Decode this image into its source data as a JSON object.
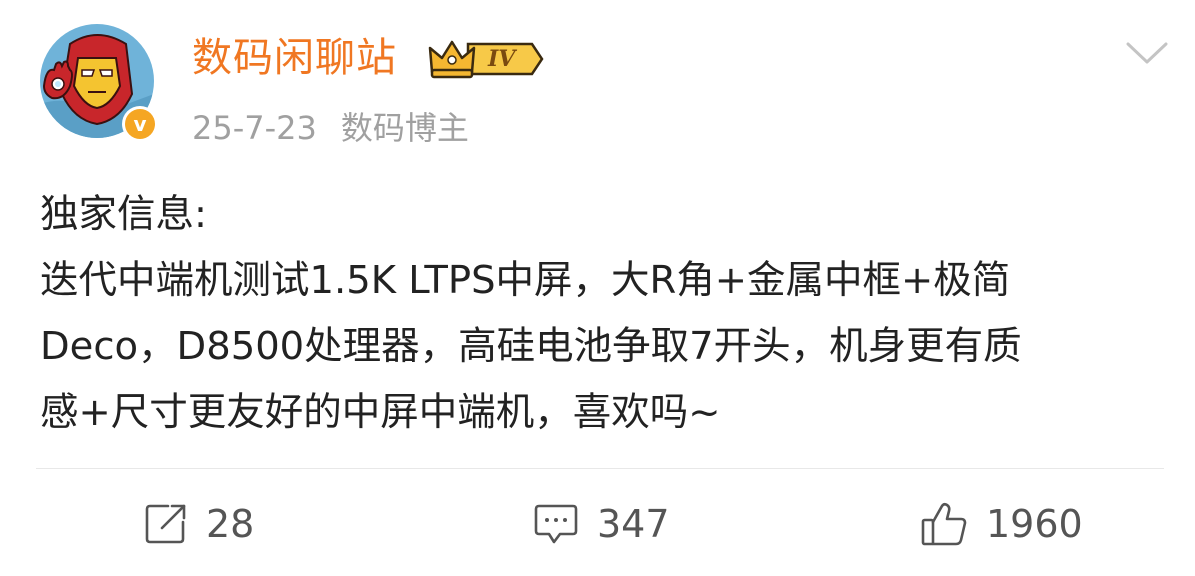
{
  "post": {
    "author": {
      "name": "数码闲聊站",
      "level_label": "IV",
      "verified_mark": "v"
    },
    "meta": {
      "date": "25-7-23",
      "source": "数码博主"
    },
    "content_lines": [
      "独家信息:",
      "迭代中端机测试1.5K LTPS中屏，大R角+金属中框+极简",
      "Deco，D8500处理器，高硅电池争取7开头，机身更有质",
      "感+尺寸更友好的中屏中端机，喜欢吗~"
    ],
    "actions": {
      "repost": {
        "count": "28",
        "icon": "repost-icon"
      },
      "comment": {
        "count": "347",
        "icon": "comment-icon"
      },
      "like": {
        "count": "1960",
        "icon": "thumbs-up-icon"
      }
    }
  },
  "colors": {
    "username": "#f07722",
    "meta": "#a0a0a0",
    "text": "#222222",
    "badge_gold": "#f5a623"
  }
}
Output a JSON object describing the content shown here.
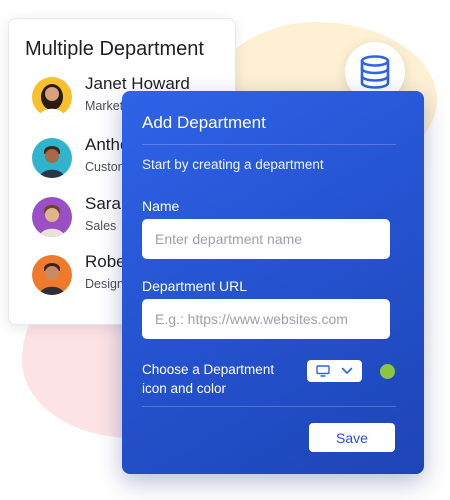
{
  "department_list": {
    "title": "Multiple Department",
    "members": [
      {
        "name": "Janet Howard",
        "role": "Marketing"
      },
      {
        "name": "Anthony",
        "role": "Customer Support"
      },
      {
        "name": "Sarah",
        "role": "Sales"
      },
      {
        "name": "Robert",
        "role": "Design"
      }
    ]
  },
  "header_icon": "database-icon",
  "modal": {
    "title": "Add Department",
    "subtitle": "Start by creating a department",
    "name_label": "Name",
    "name_placeholder": "Enter department name",
    "name_value": "",
    "url_label": "Department URL",
    "url_placeholder": "E.g.: https://www.websites.com",
    "url_value": "",
    "icon_color_label": "Choose a Department icon and color",
    "selected_icon": "monitor-icon",
    "selected_color": "#8cc63e",
    "save_label": "Save"
  },
  "colors": {
    "modal_background": "#2451cd",
    "accent": "#2f63e8",
    "background_blob_yellow": "#fdf0d3",
    "background_blob_pink": "#fde3e6"
  }
}
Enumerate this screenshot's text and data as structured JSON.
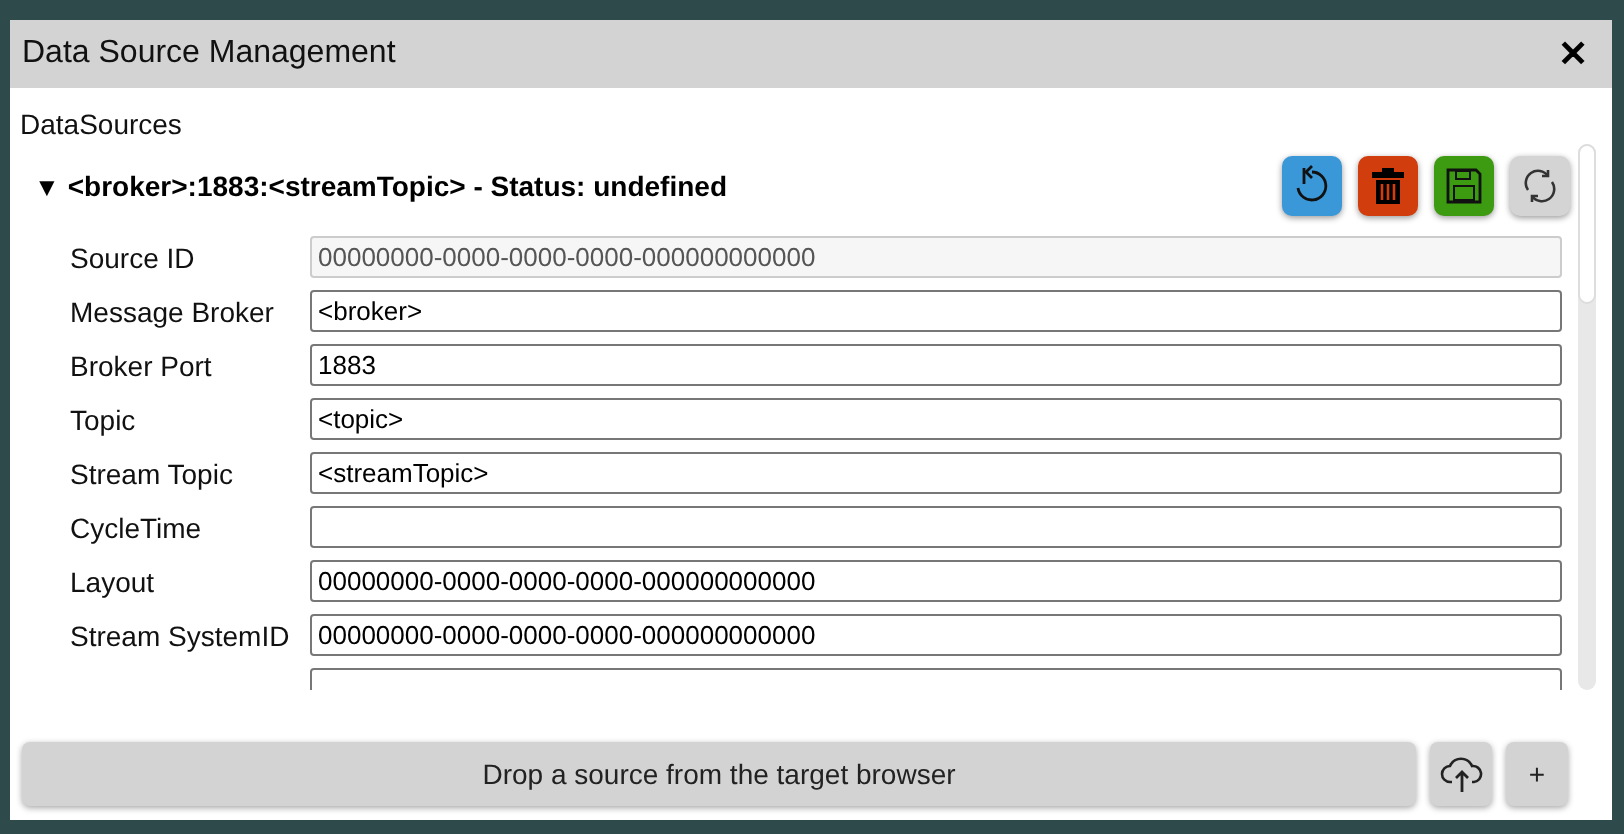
{
  "window": {
    "title": "Data Source Management",
    "close": "✕"
  },
  "section_label": "DataSources",
  "source": {
    "expanded": true,
    "toggle": "▼",
    "title": "<broker>:1883:<streamTopic> - Status: undefined",
    "actions": [
      {
        "kind": "reset",
        "color": "#3a97d8"
      },
      {
        "kind": "delete",
        "color": "#d13d0c"
      },
      {
        "kind": "save",
        "color": "#3c9b10"
      },
      {
        "kind": "refresh",
        "color": "#d4d4d4"
      }
    ],
    "fields": [
      {
        "label": "Source ID",
        "value": "00000000-0000-0000-0000-000000000000",
        "disabled": true
      },
      {
        "label": "Message Broker",
        "value": "<broker>",
        "disabled": false
      },
      {
        "label": "Broker Port",
        "value": "1883",
        "disabled": false
      },
      {
        "label": "Topic",
        "value": "<topic>",
        "disabled": false
      },
      {
        "label": "Stream Topic",
        "value": "<streamTopic>",
        "disabled": false
      },
      {
        "label": "CycleTime",
        "disabled": false
      },
      {
        "label": "Layout",
        "value": "00000000-0000-0000-0000-000000000000",
        "disabled": false
      },
      {
        "label": "Stream SystemID",
        "value": "00000000-0000-0000-0000-000000000000",
        "disabled": false
      },
      {
        "disabled": false
      }
    ]
  },
  "footer": {
    "drop_button": "Drop a source from the target browser",
    "add_button": "+"
  }
}
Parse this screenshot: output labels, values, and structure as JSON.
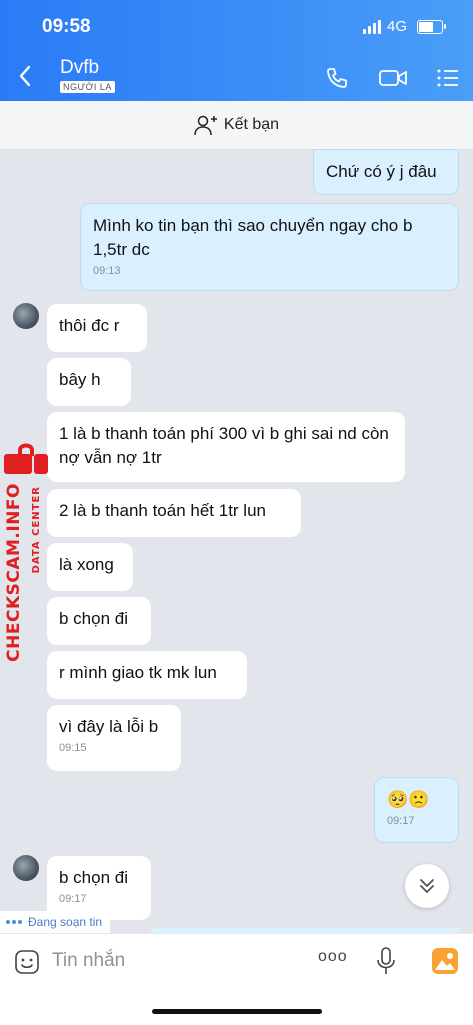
{
  "status": {
    "time": "09:58",
    "network": "4G"
  },
  "header": {
    "contact_name": "Dvfb",
    "badge": "NGƯỜI LẠ"
  },
  "add_friend": {
    "label": "Kết bạn"
  },
  "messages": [
    {
      "side": "out",
      "text": "Chứ có ý j đâu",
      "time": ""
    },
    {
      "side": "out",
      "text": "Mình ko tin bạn thì sao chuyển ngay cho b 1,5tr dc",
      "time": "09:13"
    },
    {
      "side": "in",
      "text": "thôi đc r",
      "time": ""
    },
    {
      "side": "in",
      "text": "bây h",
      "time": ""
    },
    {
      "side": "in",
      "text": "1 là b thanh toán phí 300 vì b ghi sai nd còn nợ vẫn nợ 1tr",
      "time": ""
    },
    {
      "side": "in",
      "text": "2 là b thanh toán hết 1tr lun",
      "time": ""
    },
    {
      "side": "in",
      "text": "là xong",
      "time": ""
    },
    {
      "side": "in",
      "text": "b chọn đi",
      "time": ""
    },
    {
      "side": "in",
      "text": "r mình giao tk mk lun",
      "time": ""
    },
    {
      "side": "in",
      "text": "vì đây là lỗi b",
      "time": "09:15"
    },
    {
      "side": "out",
      "text": "🥺🙁",
      "time": "09:17"
    },
    {
      "side": "in",
      "text": "b chọn đi",
      "time": "09:17"
    }
  ],
  "watermark": {
    "main": "CHECKSCAM.INFO",
    "sub": "DATA CENTER"
  },
  "typing_indicator": "Đang soạn tin",
  "composer": {
    "placeholder": "Tin nhắn",
    "more": "ooo"
  },
  "colors": {
    "header": "#2a7bf6",
    "outgoing": "#daf0ff",
    "incoming": "#ffffff",
    "watermark": "#e02020"
  }
}
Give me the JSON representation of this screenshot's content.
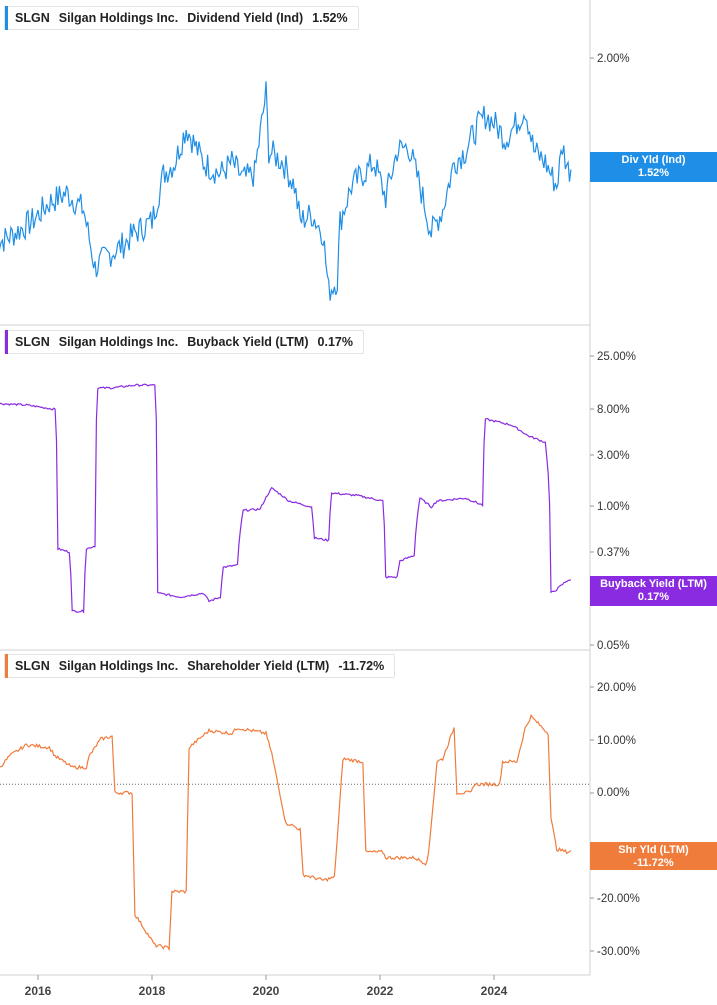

○ ○ ○

> Request
Leave out the pictures and copy everything else in the records word for word.

> Written response
Decode this image into its source data as a JSON object.
{
  "post": {
    "author": {
      "name": "数码闲聊站",
      "level_label": "IV",
      "verified_mark": "v"
    },
    "meta": {
      "date": "25-7-23",
      "source": "数码博主"
    },
    "content_lines": [
      "独家信息:",
      "迭代中端机测试1.5K LTPS中屏，大R角+金属中框+极简",
      "Deco，D8500处理器，高硅电池争取7开头，机身更有质",
      "感+尺寸更友好的中屏中端机，喜欢吗~"
    ],
    "actions": {
      "repost": {
        "count": "28",
        "icon": "repost-icon"
      },
      "comment": {
        "count": "347",
        "icon": "comment-icon"
      },
      "like": {
        "count": "1960",
        "icon": "thumbs-up-icon"
      }
    }
  },
  "colors": {
    "username": "#f07722",
    "meta": "#a0a0a0",
    "text": "#222222",
    "badge_gold": "#f5a623"
  }
}
Output a JSON object describing the content shown here.
{
  "department_list": {
    "title": "Multiple Department",
    "members": [
      {
        "name": "Janet Howard",
        "role": "Marketing"
      },
      {
        "name": "Anthony",
        "role": "Customer Support"
      },
      {
        "name": "Sarah",
        "role": "Sales"
      },
      {
        "name": "Robert",
        "role": "Design"
      }
    ]
  },
  "header_icon": "database-icon",
  "modal": {
    "title": "Add Department",
    "subtitle": "Start by creating a department",
    "name_label": "Name",
    "name_placeholder": "Enter department name",
    "name_value": "",
    "url_label": "Department URL",
    "url_placeholder": "E.g.: https://www.websites.com",
    "url_value": "",
    "icon_color_label": "Choose a Department icon and color",
    "selected_icon": "monitor-icon",
    "selected_color": "#8cc63e",
    "save_label": "Save"
  },
  "colors": {
    "modal_background": "#2451cd",
    "accent": "#2f63e8",
    "background_blob_yellow": "#fdf0d3",
    "background_blob_pink": "#fde3e6"
  }
}
Enumerate this screenshot's text and data as structured JSON.
{
  "window": {
    "title": "Data Source Management",
    "close": "✕"
  },
  "section_label": "DataSources",
  "source": {
    "expanded": true,
    "toggle": "▼",
    "title": "<broker>:1883:<streamTopic> - Status: undefined",
    "actions": [
      {
        "kind": "reset",
        "color": "#3a97d8"
      },
      {
        "kind": "delete",
        "color": "#d13d0c"
      },
      {
        "kind": "save",
        "color": "#3c9b10"
      },
      {
        "kind": "refresh",
        "color": "#d4d4d4"
      }
    ],
    "fields": [
      {
        "label": "Source ID",
        "value": "00000000-0000-0000-0000-000000000000",
        "disabled": true
      },
      {
        "label": "Message Broker",
        "value": "<broker>",
        "disabled": false
      },
      {
        "label": "Broker Port",
        "value": "1883",
        "disabled": false
      },
      {
        "label": "Topic",
        "value": "<topic>",
        "disabled": false
      },
      {
        "label": "Stream Topic",
        "value": "<streamTopic>",
        "disabled": false
      },
      {
        "label": "CycleTime",
        "disabled": false
      },
      {
        "label": "Layout",
        "value": "00000000-0000-0000-0000-000000000000",
        "disabled": false
      },
      {
        "label": "Stream SystemID",
        "value": "00000000-0000-0000-0000-000000000000",
        "disabled": false
      },
      {
        "disabled": false
      }
    ]
  },
  "footer": {
    "drop_button": "Drop a source from the target browser",
    "add_button": "+"
  }
}
Parse this screenshot: output labels, values, and structure as JSON.
{
  "status": {
    "time": "09:58",
    "network": "4G"
  },
  "header": {
    "contact_name": "Dvfb",
    "badge": "NGƯỜI LẠ"
  },
  "add_friend": {
    "label": "Kết bạn"
  },
  "messages": [
    {
      "side": "out",
      "text": "Chứ có ý j đâu",
      "time": ""
    },
    {
      "side": "out",
      "text": "Mình ko tin bạn thì sao chuyển ngay cho b 1,5tr dc",
      "time": "09:13"
    },
    {
      "side": "in",
      "text": "thôi đc r",
      "time": ""
    },
    {
      "side": "in",
      "text": "bây h",
      "time": ""
    },
    {
      "side": "in",
      "text": "1 là b thanh toán phí 300 vì b ghi sai nd còn nợ vẫn nợ 1tr",
      "time": ""
    },
    {
      "side": "in",
      "text": "2 là b thanh toán hết 1tr lun",
      "time": ""
    },
    {
      "side": "in",
      "text": "là xong",
      "time": ""
    },
    {
      "side": "in",
      "text": "b chọn đi",
      "time": ""
    },
    {
      "side": "in",
      "text": "r mình giao tk mk lun",
      "time": ""
    },
    {
      "side": "in",
      "text": "vì đây là lỗi b",
      "time": "09:15"
    },
    {
      "side": "out",
      "text": "🥺🙁",
      "time": "09:17"
    },
    {
      "side": "in",
      "text": "b chọn đi",
      "time": "09:17"
    }
  ],
  "watermark": {
    "main": "CHECKSCAM.INFO",
    "sub": "DATA CENTER"
  },
  "typing_indicator": "Đang soạn tin",
  "composer": {
    "placeholder": "Tin nhắn",
    "more": "ooo"
  },
  "colors": {
    "header": "#2a7bf6",
    "outgoing": "#daf0ff",
    "incoming": "#ffffff",
    "watermark": "#e02020"
  }
}
Give me the JSON representation of this screenshot's content.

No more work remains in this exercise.